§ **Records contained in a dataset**
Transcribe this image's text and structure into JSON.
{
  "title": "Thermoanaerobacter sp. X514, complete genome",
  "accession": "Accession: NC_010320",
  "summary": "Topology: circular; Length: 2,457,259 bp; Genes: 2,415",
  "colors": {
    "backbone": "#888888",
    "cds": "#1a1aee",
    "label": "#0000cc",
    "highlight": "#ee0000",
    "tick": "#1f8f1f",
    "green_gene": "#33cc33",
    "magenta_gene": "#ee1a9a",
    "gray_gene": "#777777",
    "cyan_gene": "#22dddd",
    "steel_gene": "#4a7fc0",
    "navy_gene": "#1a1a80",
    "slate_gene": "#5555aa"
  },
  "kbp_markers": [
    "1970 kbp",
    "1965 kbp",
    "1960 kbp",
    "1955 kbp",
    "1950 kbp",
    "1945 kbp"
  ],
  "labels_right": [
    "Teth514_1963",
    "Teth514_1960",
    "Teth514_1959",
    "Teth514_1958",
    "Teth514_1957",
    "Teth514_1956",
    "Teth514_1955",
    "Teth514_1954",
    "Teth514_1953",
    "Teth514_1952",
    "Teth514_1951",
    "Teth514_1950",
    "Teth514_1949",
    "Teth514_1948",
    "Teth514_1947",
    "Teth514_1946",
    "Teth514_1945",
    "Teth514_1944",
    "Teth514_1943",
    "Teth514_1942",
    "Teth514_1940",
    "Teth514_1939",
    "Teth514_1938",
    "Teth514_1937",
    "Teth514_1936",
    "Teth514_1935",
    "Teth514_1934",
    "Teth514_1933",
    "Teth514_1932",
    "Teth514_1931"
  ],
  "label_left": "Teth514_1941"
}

§ **WHAT YOU SHOULD DO**
The reply should consist of the records, reproduced exactly.

§ **THE ANSWER**
Transcribe this image's text and structure into JSON.
{
  "title": "Thermoanaerobacter sp. X514, complete genome",
  "accession": "Accession: NC_010320",
  "summary": "Topology: circular; Length: 2,457,259 bp; Genes: 2,415",
  "colors": {
    "backbone": "#888888",
    "cds": "#1a1aee",
    "label": "#0000cc",
    "highlight": "#ee0000",
    "tick": "#1f8f1f",
    "green_gene": "#33cc33",
    "magenta_gene": "#ee1a9a",
    "gray_gene": "#777777",
    "cyan_gene": "#22dddd",
    "steel_gene": "#4a7fc0",
    "navy_gene": "#1a1a80",
    "slate_gene": "#5555aa"
  },
  "kbp_markers": [
    "1970 kbp",
    "1965 kbp",
    "1960 kbp",
    "1955 kbp",
    "1950 kbp",
    "1945 kbp"
  ],
  "labels_right": [
    "Teth514_1963",
    "Teth514_1960",
    "Teth514_1959",
    "Teth514_1958",
    "Teth514_1957",
    "Teth514_1956",
    "Teth514_1955",
    "Teth514_1954",
    "Teth514_1953",
    "Teth514_1952",
    "Teth514_1951",
    "Teth514_1950",
    "Teth514_1949",
    "Teth514_1948",
    "Teth514_1947",
    "Teth514_1946",
    "Teth514_1945",
    "Teth514_1944",
    "Teth514_1943",
    "Teth514_1942",
    "Teth514_1940",
    "Teth514_1939",
    "Teth514_1938",
    "Teth514_1937",
    "Teth514_1936",
    "Teth514_1935",
    "Teth514_1934",
    "Teth514_1933",
    "Teth514_1932",
    "Teth514_1931"
  ],
  "label_left": "Teth514_1941"
}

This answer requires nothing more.